Records from a collection:
● ● ●
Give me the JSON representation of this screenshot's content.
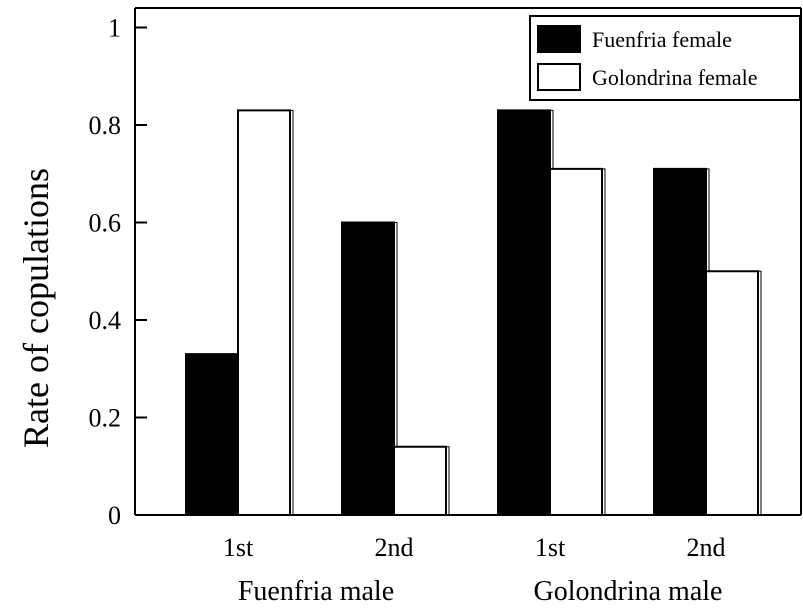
{
  "chart_data": {
    "type": "bar",
    "ylabel": "Rate of copulations",
    "ylim": [
      0,
      1.04
    ],
    "yticks": [
      0,
      0.2,
      0.4,
      0.6,
      0.8,
      1
    ],
    "ytick_labels": [
      "0",
      "0.2",
      "0.4",
      "0.6",
      "0.8",
      "1"
    ],
    "categories": [
      "1st",
      "2nd",
      "1st",
      "2nd"
    ],
    "groups": [
      {
        "label": "Fuenfria male",
        "categories": [
          "1st",
          "2nd"
        ]
      },
      {
        "label": "Golondrina male",
        "categories": [
          "1st",
          "2nd"
        ]
      }
    ],
    "series": [
      {
        "name": "Fuenfria female",
        "color": "#000000",
        "values": [
          0.33,
          0.6,
          0.83,
          0.71
        ]
      },
      {
        "name": "Golondrina female",
        "color": "#ffffff",
        "values": [
          0.83,
          0.14,
          0.71,
          0.5
        ]
      }
    ],
    "legend_position": "top-right",
    "grid": false
  }
}
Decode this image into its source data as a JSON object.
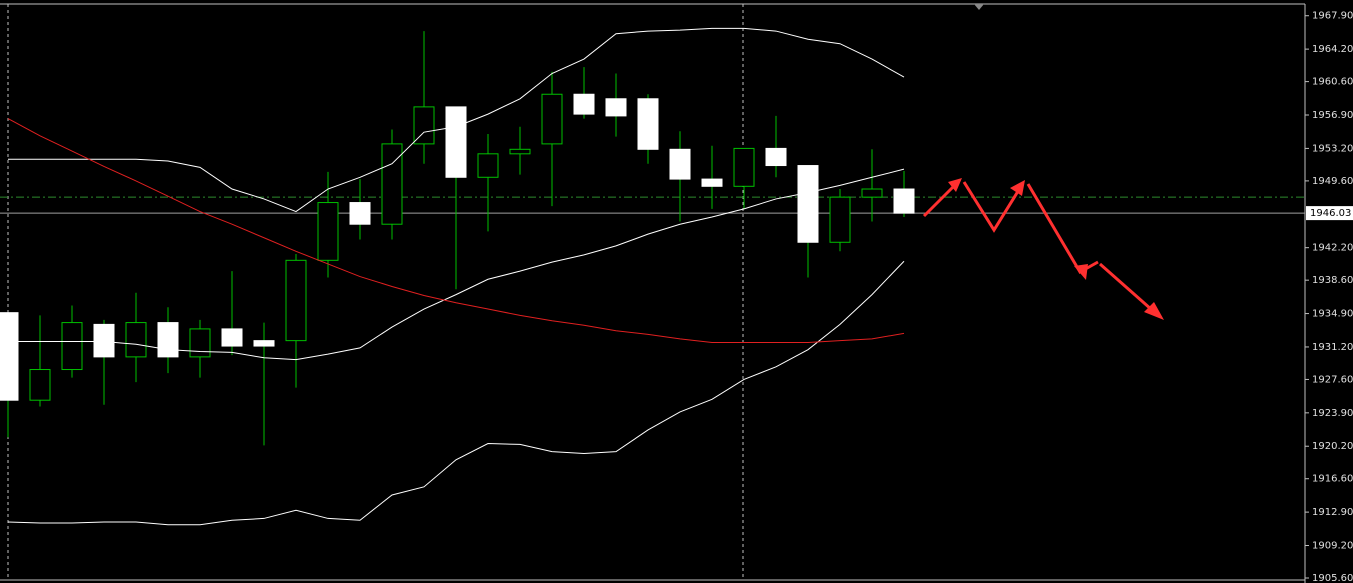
{
  "chart_data": {
    "type": "candlestick",
    "ylim": [
      1905.6,
      1969.2
    ],
    "yticks": [
      {
        "value": 1967.9,
        "label": "1967.90"
      },
      {
        "value": 1964.2,
        "label": "1964.20"
      },
      {
        "value": 1960.6,
        "label": "1960.60"
      },
      {
        "value": 1956.9,
        "label": "1956.90"
      },
      {
        "value": 1953.2,
        "label": "1953.20"
      },
      {
        "value": 1949.6,
        "label": "1949.60"
      },
      {
        "value": 1942.2,
        "label": "1942.20"
      },
      {
        "value": 1938.6,
        "label": "1938.60"
      },
      {
        "value": 1934.9,
        "label": "1934.90"
      },
      {
        "value": 1931.2,
        "label": "1931.20"
      },
      {
        "value": 1927.6,
        "label": "1927.60"
      },
      {
        "value": 1923.9,
        "label": "1923.90"
      },
      {
        "value": 1920.2,
        "label": "1920.20"
      },
      {
        "value": 1916.6,
        "label": "1916.60"
      },
      {
        "value": 1912.9,
        "label": "1912.90"
      },
      {
        "value": 1909.2,
        "label": "1909.20"
      },
      {
        "value": 1905.6,
        "label": "1905.60"
      }
    ],
    "current_price": 1946.03,
    "level": 1947.8,
    "up_color": "#00c000",
    "down_color": "#ffffff",
    "open": [
      1935.0,
      1925.3,
      1928.7,
      1933.7,
      1930.1,
      1933.9,
      1930.1,
      1933.2,
      1931.9,
      1931.9,
      1940.8,
      1947.2,
      1944.8,
      1953.7,
      1957.8,
      1950.0,
      1952.6,
      1953.7,
      1959.2,
      1958.7,
      1958.7,
      1953.1,
      1949.8,
      1949.0,
      1953.2,
      1951.3,
      1942.8,
      1947.8,
      1948.7
    ],
    "high": [
      1935.0,
      1934.7,
      1935.8,
      1934.2,
      1937.2,
      1935.6,
      1934.2,
      1939.6,
      1933.9,
      1941.5,
      1950.6,
      1949.8,
      1955.3,
      1966.2,
      1957.8,
      1954.8,
      1955.6,
      1961.7,
      1962.2,
      1961.5,
      1959.2,
      1955.1,
      1953.5,
      1953.2,
      1956.8,
      1951.3,
      1948.7,
      1953.1,
      1950.7
    ],
    "low": [
      1921.2,
      1924.6,
      1927.8,
      1924.8,
      1927.3,
      1928.3,
      1927.8,
      1930.3,
      1920.3,
      1926.7,
      1938.9,
      1943.1,
      1943.1,
      1951.5,
      1937.6,
      1944.0,
      1950.3,
      1946.8,
      1956.5,
      1954.5,
      1951.5,
      1945.1,
      1946.5,
      1946.5,
      1950.0,
      1938.9,
      1941.8,
      1945.1,
      1945.6
    ],
    "close": [
      1925.3,
      1928.7,
      1933.9,
      1930.1,
      1933.9,
      1930.1,
      1933.2,
      1931.3,
      1931.3,
      1940.8,
      1947.2,
      1944.8,
      1953.7,
      1957.8,
      1950.0,
      1952.6,
      1953.1,
      1959.2,
      1957.0,
      1956.8,
      1953.1,
      1949.8,
      1949.0,
      1953.2,
      1951.3,
      1942.8,
      1947.8,
      1948.7,
      1946.03
    ],
    "lines": [
      {
        "color": "#ffffff",
        "values": [
          1952.0,
          1952.0,
          1952.0,
          1952.0,
          1952.0,
          1951.8,
          1951.1,
          1948.7,
          1947.6,
          1946.2,
          1948.7,
          1950.0,
          1951.5,
          1955.0,
          1955.6,
          1957.0,
          1958.7,
          1961.5,
          1963.1,
          1965.9,
          1966.2,
          1966.3,
          1966.5,
          1966.5,
          1966.2,
          1965.3,
          1964.8,
          1963.1,
          1961.1
        ]
      },
      {
        "color": "#ffffff",
        "values": [
          1931.8,
          1931.8,
          1931.8,
          1931.8,
          1931.5,
          1930.9,
          1930.7,
          1930.6,
          1930.0,
          1929.8,
          1930.4,
          1931.1,
          1933.4,
          1935.4,
          1937.0,
          1938.7,
          1939.6,
          1940.6,
          1941.4,
          1942.4,
          1943.7,
          1944.8,
          1945.6,
          1946.5,
          1947.6,
          1948.3,
          1949.1,
          1950.0,
          1950.9
        ]
      },
      {
        "color": "#ffffff",
        "values": [
          1911.8,
          1911.7,
          1911.7,
          1911.8,
          1911.8,
          1911.5,
          1911.5,
          1912.0,
          1912.2,
          1913.1,
          1912.2,
          1912.0,
          1914.8,
          1915.7,
          1918.7,
          1920.5,
          1920.4,
          1919.6,
          1919.4,
          1919.6,
          1922.0,
          1924.0,
          1925.4,
          1927.6,
          1929.0,
          1930.9,
          1933.7,
          1937.0,
          1940.7
        ]
      },
      {
        "color": "#e02020",
        "values": [
          1956.5,
          1954.6,
          1952.9,
          1951.2,
          1949.6,
          1947.9,
          1946.2,
          1944.8,
          1943.3,
          1941.8,
          1940.4,
          1939.0,
          1937.9,
          1936.9,
          1936.1,
          1935.4,
          1934.7,
          1934.1,
          1933.6,
          1933.0,
          1932.6,
          1932.1,
          1931.7,
          1931.7,
          1931.7,
          1931.7,
          1931.9,
          1932.1,
          1932.7
        ]
      }
    ]
  }
}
● ● ●
## Aim
Retype the whole listing, keeping every line identical and omitting all pictures.

## Solution
Give me the JSON representation of this screenshot's content.
{
  "chart_data": {
    "type": "bar",
    "ylabel": "Rate of copulations",
    "ylim": [
      0,
      1.04
    ],
    "yticks": [
      0,
      0.2,
      0.4,
      0.6,
      0.8,
      1
    ],
    "ytick_labels": [
      "0",
      "0.2",
      "0.4",
      "0.6",
      "0.8",
      "1"
    ],
    "categories": [
      "1st",
      "2nd",
      "1st",
      "2nd"
    ],
    "groups": [
      {
        "label": "Fuenfria male",
        "categories": [
          "1st",
          "2nd"
        ]
      },
      {
        "label": "Golondrina male",
        "categories": [
          "1st",
          "2nd"
        ]
      }
    ],
    "series": [
      {
        "name": "Fuenfria female",
        "color": "#000000",
        "values": [
          0.33,
          0.6,
          0.83,
          0.71
        ]
      },
      {
        "name": "Golondrina female",
        "color": "#ffffff",
        "values": [
          0.83,
          0.14,
          0.71,
          0.5
        ]
      }
    ],
    "legend_position": "top-right",
    "grid": false
  }
}
Decode this image into its source data as a JSON object.
{
  "chart_data": {
    "type": "candlestick",
    "ylim": [
      1905.6,
      1969.2
    ],
    "yticks": [
      {
        "value": 1967.9,
        "label": "1967.90"
      },
      {
        "value": 1964.2,
        "label": "1964.20"
      },
      {
        "value": 1960.6,
        "label": "1960.60"
      },
      {
        "value": 1956.9,
        "label": "1956.90"
      },
      {
        "value": 1953.2,
        "label": "1953.20"
      },
      {
        "value": 1949.6,
        "label": "1949.60"
      },
      {
        "value": 1942.2,
        "label": "1942.20"
      },
      {
        "value": 1938.6,
        "label": "1938.60"
      },
      {
        "value": 1934.9,
        "label": "1934.90"
      },
      {
        "value": 1931.2,
        "label": "1931.20"
      },
      {
        "value": 1927.6,
        "label": "1927.60"
      },
      {
        "value": 1923.9,
        "label": "1923.90"
      },
      {
        "value": 1920.2,
        "label": "1920.20"
      },
      {
        "value": 1916.6,
        "label": "1916.60"
      },
      {
        "value": 1912.9,
        "label": "1912.90"
      },
      {
        "value": 1909.2,
        "label": "1909.20"
      },
      {
        "value": 1905.6,
        "label": "1905.60"
      }
    ],
    "current_price": 1946.03,
    "level": 1947.8,
    "up_color": "#00c000",
    "down_color": "#ffffff",
    "open": [
      1935.0,
      1925.3,
      1928.7,
      1933.7,
      1930.1,
      1933.9,
      1930.1,
      1933.2,
      1931.9,
      1931.9,
      1940.8,
      1947.2,
      1944.8,
      1953.7,
      1957.8,
      1950.0,
      1952.6,
      1953.7,
      1959.2,
      1958.7,
      1958.7,
      1953.1,
      1949.8,
      1949.0,
      1953.2,
      1951.3,
      1942.8,
      1947.8,
      1948.7
    ],
    "high": [
      1935.0,
      1934.7,
      1935.8,
      1934.2,
      1937.2,
      1935.6,
      1934.2,
      1939.6,
      1933.9,
      1941.5,
      1950.6,
      1949.8,
      1955.3,
      1966.2,
      1957.8,
      1954.8,
      1955.6,
      1961.7,
      1962.2,
      1961.5,
      1959.2,
      1955.1,
      1953.5,
      1953.2,
      1956.8,
      1951.3,
      1948.7,
      1953.1,
      1950.7
    ],
    "low": [
      1921.2,
      1924.6,
      1927.8,
      1924.8,
      1927.3,
      1928.3,
      1927.8,
      1930.3,
      1920.3,
      1926.7,
      1938.9,
      1943.1,
      1943.1,
      1951.5,
      1937.6,
      1944.0,
      1950.3,
      1946.8,
      1956.5,
      1954.5,
      1951.5,
      1945.1,
      1946.5,
      1946.5,
      1950.0,
      1938.9,
      1941.8,
      1945.1,
      1945.6
    ],
    "close": [
      1925.3,
      1928.7,
      1933.9,
      1930.1,
      1933.9,
      1930.1,
      1933.2,
      1931.3,
      1931.3,
      1940.8,
      1947.2,
      1944.8,
      1953.7,
      1957.8,
      1950.0,
      1952.6,
      1953.1,
      1959.2,
      1957.0,
      1956.8,
      1953.1,
      1949.8,
      1949.0,
      1953.2,
      1951.3,
      1942.8,
      1947.8,
      1948.7,
      1946.03
    ],
    "lines": [
      {
        "color": "#ffffff",
        "values": [
          1952.0,
          1952.0,
          1952.0,
          1952.0,
          1952.0,
          1951.8,
          1951.1,
          1948.7,
          1947.6,
          1946.2,
          1948.7,
          1950.0,
          1951.5,
          1955.0,
          1955.6,
          1957.0,
          1958.7,
          1961.5,
          1963.1,
          1965.9,
          1966.2,
          1966.3,
          1966.5,
          1966.5,
          1966.2,
          1965.3,
          1964.8,
          1963.1,
          1961.1
        ]
      },
      {
        "color": "#ffffff",
        "values": [
          1931.8,
          1931.8,
          1931.8,
          1931.8,
          1931.5,
          1930.9,
          1930.7,
          1930.6,
          1930.0,
          1929.8,
          1930.4,
          1931.1,
          1933.4,
          1935.4,
          1937.0,
          1938.7,
          1939.6,
          1940.6,
          1941.4,
          1942.4,
          1943.7,
          1944.8,
          1945.6,
          1946.5,
          1947.6,
          1948.3,
          1949.1,
          1950.0,
          1950.9
        ]
      },
      {
        "color": "#ffffff",
        "values": [
          1911.8,
          1911.7,
          1911.7,
          1911.8,
          1911.8,
          1911.5,
          1911.5,
          1912.0,
          1912.2,
          1913.1,
          1912.2,
          1912.0,
          1914.8,
          1915.7,
          1918.7,
          1920.5,
          1920.4,
          1919.6,
          1919.4,
          1919.6,
          1922.0,
          1924.0,
          1925.4,
          1927.6,
          1929.0,
          1930.9,
          1933.7,
          1937.0,
          1940.7
        ]
      },
      {
        "color": "#e02020",
        "values": [
          1956.5,
          1954.6,
          1952.9,
          1951.2,
          1949.6,
          1947.9,
          1946.2,
          1944.8,
          1943.3,
          1941.8,
          1940.4,
          1939.0,
          1937.9,
          1936.9,
          1936.1,
          1935.4,
          1934.7,
          1934.1,
          1933.6,
          1933.0,
          1932.6,
          1932.1,
          1931.7,
          1931.7,
          1931.7,
          1931.7,
          1931.9,
          1932.1,
          1932.7
        ]
      }
    ]
  }
}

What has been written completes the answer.